CIM RAM – La nouvelle étude Radio du CIM

MER, 1 Août, 2018 - 16:09

Depuis le 27 juin 2018, le CIM Radio est devenu le CIM RAM, pour « Radio Audience Measurement ». Cette nouvelle mesure d’audience de la radio est continue, sur les 365 jours de l’année, et livre des résultats agrégés tous les deux mois. Quelques changements méthodologiques notables sont à relever par rapport à l’ancienne étude CIM Radio.
Les radios désiraient faire évoluer leur étude pour deux raisons principales : avoir un suivi plus régulier des audiences, et mesurer de manière plus détaillée l’écoute en digital. Le comité stratégique du CIM a opté pour une méthodologie privilégiant un gros échantillon plutôt qu’une méthode passive (audimètre radio). L’audimètre aurait été trop coûteux sans être essentiel à la spécificité de la radio, qui n’a pas besoin de produire chaque jour des audiences. Seuls cinq pays dans le monde ont d’ailleurs opté pour un audimètre radio comme « currency » officielle, il y a plus de quinze ans déjà, et personne ne les a suivis depuis, pour les mêmes raisons que celles évoquées en Belgique.

[Données d'analyse de la mise en page]
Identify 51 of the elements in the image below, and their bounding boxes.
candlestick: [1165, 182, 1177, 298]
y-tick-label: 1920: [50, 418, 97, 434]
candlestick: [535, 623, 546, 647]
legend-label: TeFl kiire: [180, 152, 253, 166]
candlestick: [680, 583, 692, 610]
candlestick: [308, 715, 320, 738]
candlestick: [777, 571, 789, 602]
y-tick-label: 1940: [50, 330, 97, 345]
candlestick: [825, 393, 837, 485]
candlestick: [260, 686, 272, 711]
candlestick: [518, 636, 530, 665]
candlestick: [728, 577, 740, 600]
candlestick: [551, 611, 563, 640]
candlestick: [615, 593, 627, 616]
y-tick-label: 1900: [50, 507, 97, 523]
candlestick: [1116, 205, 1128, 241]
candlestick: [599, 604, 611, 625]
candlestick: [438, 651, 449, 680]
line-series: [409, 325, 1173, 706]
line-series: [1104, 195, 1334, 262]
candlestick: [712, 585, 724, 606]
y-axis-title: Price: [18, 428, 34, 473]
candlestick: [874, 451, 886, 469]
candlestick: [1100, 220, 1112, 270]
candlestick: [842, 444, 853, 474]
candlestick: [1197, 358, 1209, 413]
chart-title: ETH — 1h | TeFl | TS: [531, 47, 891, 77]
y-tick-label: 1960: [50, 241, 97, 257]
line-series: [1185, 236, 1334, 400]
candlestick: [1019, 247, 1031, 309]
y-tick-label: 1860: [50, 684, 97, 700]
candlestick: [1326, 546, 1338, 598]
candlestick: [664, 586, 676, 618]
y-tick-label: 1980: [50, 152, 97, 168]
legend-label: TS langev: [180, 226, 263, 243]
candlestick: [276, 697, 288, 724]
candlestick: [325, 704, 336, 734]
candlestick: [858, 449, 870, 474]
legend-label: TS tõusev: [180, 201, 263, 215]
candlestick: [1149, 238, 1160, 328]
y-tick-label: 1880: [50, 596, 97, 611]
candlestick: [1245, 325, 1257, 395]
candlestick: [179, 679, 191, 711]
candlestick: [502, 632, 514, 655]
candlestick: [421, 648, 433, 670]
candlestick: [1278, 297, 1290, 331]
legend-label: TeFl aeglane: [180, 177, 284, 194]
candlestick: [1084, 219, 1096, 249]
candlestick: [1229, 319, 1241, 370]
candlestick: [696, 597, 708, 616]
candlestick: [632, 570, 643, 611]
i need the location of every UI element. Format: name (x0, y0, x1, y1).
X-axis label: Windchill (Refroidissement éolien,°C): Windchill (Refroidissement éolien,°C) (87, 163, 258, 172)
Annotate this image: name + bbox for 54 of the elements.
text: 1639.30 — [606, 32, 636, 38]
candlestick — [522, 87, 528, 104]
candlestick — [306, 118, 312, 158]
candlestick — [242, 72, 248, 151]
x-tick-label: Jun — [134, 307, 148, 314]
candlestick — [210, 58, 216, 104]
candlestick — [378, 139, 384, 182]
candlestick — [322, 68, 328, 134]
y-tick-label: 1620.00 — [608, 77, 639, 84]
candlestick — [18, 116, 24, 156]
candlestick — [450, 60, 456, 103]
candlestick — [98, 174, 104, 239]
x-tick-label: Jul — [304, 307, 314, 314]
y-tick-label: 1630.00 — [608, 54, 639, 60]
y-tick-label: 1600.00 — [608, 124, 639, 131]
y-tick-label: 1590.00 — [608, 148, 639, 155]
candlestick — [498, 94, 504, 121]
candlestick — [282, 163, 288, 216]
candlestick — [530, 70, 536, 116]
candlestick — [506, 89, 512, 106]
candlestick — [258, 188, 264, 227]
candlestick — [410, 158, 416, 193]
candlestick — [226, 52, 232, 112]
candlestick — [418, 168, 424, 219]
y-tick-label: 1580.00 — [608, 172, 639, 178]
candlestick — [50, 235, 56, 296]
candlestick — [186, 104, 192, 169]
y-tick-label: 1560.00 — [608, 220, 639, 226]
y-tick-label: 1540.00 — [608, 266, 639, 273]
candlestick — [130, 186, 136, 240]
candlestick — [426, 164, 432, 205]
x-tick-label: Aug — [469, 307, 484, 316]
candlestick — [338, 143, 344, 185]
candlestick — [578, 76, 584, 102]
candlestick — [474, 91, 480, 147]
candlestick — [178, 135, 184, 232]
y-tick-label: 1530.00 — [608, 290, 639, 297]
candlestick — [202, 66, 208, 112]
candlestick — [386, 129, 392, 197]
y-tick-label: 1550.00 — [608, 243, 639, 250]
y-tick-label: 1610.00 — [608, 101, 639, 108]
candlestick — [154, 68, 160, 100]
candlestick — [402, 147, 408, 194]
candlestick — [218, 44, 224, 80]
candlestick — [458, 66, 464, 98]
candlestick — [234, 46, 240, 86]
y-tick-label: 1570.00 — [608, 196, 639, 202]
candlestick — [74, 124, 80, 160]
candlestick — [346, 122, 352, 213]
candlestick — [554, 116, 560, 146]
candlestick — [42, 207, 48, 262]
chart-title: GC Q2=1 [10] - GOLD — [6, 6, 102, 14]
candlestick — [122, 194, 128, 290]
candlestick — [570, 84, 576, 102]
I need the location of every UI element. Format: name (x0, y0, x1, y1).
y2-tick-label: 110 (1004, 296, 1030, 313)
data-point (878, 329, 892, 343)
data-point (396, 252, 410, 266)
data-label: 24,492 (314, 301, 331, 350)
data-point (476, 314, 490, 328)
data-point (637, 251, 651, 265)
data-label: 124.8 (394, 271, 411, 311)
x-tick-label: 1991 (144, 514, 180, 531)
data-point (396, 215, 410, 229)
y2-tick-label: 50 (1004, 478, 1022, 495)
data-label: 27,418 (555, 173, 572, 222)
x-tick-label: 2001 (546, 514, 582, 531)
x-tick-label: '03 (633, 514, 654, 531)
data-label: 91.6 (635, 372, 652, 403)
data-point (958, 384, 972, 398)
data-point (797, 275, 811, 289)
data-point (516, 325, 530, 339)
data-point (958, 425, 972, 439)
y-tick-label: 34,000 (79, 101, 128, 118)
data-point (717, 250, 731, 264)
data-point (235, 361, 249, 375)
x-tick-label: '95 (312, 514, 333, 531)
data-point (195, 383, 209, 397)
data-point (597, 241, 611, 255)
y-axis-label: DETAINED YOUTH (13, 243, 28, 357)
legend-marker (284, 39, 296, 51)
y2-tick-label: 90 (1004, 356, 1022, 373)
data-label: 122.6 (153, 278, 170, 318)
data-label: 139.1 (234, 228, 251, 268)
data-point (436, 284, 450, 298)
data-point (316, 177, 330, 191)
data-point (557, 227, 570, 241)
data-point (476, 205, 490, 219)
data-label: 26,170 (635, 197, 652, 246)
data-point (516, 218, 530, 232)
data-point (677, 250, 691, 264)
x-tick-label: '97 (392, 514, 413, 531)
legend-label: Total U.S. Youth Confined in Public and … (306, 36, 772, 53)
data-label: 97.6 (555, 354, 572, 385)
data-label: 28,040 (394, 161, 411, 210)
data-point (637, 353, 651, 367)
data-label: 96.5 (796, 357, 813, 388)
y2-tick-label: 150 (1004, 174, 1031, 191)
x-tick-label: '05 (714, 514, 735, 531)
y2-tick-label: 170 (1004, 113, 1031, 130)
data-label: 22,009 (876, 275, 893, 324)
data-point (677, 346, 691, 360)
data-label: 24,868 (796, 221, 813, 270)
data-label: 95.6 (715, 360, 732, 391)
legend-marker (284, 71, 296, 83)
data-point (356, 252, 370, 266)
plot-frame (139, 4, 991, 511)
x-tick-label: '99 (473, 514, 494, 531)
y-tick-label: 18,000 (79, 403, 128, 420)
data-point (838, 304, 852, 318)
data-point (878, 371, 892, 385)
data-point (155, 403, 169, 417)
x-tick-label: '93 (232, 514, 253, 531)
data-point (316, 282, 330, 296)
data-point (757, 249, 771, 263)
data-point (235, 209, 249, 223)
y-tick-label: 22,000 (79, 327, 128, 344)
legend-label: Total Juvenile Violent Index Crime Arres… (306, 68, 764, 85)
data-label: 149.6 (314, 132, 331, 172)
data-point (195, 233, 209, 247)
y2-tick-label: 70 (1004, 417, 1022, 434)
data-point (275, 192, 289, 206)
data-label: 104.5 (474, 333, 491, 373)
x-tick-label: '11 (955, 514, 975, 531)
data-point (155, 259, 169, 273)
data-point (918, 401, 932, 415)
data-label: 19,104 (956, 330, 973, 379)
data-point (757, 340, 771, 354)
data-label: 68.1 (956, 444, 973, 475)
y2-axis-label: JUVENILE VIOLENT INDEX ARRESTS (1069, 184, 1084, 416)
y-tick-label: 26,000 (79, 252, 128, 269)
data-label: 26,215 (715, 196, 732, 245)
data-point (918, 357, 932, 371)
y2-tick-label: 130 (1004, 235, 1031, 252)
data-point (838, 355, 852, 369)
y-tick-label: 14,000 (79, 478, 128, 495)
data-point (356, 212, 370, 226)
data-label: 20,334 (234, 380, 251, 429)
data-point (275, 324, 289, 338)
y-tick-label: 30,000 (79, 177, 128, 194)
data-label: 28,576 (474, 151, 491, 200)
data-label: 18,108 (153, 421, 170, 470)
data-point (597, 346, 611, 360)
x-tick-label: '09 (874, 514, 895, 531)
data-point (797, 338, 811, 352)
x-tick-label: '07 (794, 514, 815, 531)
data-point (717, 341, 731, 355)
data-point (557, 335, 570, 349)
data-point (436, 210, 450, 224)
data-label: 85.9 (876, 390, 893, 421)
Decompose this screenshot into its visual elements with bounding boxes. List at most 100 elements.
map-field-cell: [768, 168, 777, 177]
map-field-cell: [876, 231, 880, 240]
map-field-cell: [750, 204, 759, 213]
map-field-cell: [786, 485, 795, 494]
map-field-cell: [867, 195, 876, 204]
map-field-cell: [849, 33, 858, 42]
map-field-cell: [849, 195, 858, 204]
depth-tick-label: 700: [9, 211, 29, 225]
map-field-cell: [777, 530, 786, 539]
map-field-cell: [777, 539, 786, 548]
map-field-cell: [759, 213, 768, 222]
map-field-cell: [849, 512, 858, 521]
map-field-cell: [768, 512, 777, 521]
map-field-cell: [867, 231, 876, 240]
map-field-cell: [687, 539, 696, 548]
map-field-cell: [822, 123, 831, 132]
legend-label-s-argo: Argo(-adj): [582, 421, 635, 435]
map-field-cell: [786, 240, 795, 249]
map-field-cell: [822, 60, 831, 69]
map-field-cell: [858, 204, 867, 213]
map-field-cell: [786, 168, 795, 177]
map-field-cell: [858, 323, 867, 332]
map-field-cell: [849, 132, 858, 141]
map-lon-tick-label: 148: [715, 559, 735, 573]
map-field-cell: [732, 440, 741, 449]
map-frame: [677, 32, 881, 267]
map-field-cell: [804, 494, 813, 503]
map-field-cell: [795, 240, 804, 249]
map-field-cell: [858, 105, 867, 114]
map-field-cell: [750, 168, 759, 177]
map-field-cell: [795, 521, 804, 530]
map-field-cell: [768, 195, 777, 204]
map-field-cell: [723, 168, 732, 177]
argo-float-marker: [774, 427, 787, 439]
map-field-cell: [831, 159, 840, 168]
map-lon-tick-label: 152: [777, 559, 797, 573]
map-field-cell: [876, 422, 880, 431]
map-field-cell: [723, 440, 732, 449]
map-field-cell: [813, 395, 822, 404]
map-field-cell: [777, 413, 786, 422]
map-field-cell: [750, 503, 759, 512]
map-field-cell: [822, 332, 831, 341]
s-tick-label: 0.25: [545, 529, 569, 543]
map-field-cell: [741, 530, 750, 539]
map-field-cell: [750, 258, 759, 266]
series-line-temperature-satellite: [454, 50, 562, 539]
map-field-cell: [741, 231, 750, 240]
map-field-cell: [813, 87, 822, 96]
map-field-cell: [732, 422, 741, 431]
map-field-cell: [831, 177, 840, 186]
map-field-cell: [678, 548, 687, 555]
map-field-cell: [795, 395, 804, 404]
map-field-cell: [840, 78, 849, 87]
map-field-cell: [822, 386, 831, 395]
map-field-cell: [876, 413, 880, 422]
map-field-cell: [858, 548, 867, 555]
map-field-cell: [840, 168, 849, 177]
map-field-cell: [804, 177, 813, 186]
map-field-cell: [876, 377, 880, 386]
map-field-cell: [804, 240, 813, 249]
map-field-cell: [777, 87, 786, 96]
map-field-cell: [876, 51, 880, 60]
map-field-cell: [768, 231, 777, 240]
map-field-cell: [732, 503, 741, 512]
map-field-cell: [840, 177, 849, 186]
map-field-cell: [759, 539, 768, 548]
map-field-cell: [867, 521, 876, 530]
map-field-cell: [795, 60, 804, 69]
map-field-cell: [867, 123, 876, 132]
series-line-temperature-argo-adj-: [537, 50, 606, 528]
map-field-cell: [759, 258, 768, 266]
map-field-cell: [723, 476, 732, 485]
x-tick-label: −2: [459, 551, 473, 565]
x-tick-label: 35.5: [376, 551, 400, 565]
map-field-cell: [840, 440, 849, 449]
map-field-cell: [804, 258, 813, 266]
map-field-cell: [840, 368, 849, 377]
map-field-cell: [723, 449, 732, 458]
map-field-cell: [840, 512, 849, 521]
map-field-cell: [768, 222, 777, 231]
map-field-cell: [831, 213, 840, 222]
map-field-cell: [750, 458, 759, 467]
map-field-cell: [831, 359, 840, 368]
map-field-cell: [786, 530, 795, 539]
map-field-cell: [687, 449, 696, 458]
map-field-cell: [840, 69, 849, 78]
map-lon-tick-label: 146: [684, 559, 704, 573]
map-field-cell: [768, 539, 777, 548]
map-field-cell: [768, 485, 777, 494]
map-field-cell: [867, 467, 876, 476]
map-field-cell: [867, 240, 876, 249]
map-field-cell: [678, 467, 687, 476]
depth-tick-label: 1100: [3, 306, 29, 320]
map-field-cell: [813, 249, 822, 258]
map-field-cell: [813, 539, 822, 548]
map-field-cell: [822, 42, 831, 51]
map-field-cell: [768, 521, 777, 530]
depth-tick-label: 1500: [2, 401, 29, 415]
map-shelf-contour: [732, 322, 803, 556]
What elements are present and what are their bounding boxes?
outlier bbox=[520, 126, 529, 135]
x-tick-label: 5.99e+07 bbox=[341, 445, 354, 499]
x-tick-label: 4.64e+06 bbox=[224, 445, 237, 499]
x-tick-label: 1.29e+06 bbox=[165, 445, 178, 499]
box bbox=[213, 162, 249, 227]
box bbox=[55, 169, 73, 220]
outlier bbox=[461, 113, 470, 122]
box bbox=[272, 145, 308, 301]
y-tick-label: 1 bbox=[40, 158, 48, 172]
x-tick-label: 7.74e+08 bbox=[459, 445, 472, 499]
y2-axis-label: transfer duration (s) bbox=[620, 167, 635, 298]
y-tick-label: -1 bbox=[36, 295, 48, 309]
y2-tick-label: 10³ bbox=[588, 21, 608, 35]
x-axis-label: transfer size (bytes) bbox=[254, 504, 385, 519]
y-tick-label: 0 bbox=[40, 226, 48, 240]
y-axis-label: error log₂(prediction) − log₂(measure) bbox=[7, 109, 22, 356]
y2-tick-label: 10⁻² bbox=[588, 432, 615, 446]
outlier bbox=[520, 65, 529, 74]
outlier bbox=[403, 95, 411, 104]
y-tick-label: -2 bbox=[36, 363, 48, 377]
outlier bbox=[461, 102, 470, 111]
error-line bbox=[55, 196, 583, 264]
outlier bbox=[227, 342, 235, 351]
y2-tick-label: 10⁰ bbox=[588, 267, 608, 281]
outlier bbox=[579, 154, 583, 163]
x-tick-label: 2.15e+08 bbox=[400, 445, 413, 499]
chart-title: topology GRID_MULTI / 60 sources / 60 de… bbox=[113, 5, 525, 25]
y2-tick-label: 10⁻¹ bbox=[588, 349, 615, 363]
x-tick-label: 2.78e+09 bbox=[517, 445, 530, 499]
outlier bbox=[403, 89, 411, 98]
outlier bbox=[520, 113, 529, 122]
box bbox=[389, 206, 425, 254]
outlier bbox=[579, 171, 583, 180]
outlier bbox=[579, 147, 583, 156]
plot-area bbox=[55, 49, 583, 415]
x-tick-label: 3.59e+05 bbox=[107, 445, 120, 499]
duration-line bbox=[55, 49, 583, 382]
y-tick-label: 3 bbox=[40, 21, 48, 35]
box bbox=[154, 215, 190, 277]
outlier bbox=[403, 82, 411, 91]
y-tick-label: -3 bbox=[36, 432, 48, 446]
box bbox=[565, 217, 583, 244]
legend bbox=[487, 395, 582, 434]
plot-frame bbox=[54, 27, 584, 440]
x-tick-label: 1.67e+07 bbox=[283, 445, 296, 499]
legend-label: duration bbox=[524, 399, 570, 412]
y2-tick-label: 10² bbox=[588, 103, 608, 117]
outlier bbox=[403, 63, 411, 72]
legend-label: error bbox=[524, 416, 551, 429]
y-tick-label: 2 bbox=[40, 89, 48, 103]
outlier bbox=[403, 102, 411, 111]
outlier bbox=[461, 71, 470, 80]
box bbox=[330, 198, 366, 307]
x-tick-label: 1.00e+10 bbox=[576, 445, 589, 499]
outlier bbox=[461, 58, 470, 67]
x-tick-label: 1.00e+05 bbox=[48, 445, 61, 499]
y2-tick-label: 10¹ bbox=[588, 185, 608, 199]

■ QUESTIONS À TRAITER:
1) Pour chacune des affirmations suivantes, indiquez par oui ou par non si elle concorde avec le passage sur le CIM RAM, en citant les mots décisifs du passage. (a) Le CIM RAM fournit des résultats agrégés chaque mois. (b) Le comité stratégique du CIM a préféré un gros échantillon à un audimètre radio. (c) Depuis plus de quinze ans, d'autres pays ont rejoint ceux qui utilisent un audimètre radio comme « currency » officielle.
2) Poursuivez le passage sur le CIM RAM après sa dernière phrase.
Ces données sont tirées d'une autre source que l'extrait.

■ RÉPONSES DE L'EXERCICE:
1)
(a) Non : « livre des résultats agrégés tous les deux mois ».
(b) Oui : « a opté pour une méthodologie privilégiant un gros échantillon plutôt qu’une méthode passive (audimètre radio) ».
(c) Non : « et personne ne les a suivis depuis ».

2)
Recrutement


C’est GFK qui réalise les 24.000 enquêtes annuelles, à raison de 2.000 enquêtes par mois. Dans l’ancienne étude CIM Radio le recrutement des interviewés se faisait en « face-à-face », après une sélection aléatoire d’individus dans un fichier de la population belge. Mais ceci est désormais interdit par la loi. Le recrutement se fait désormais pour partie en face-à-face (70%) et online (30%). Pour les interviews face-à-face, des adresses sont tirées au sort aléatoirement, et pour les interviews online l’institut se base sur des quotas.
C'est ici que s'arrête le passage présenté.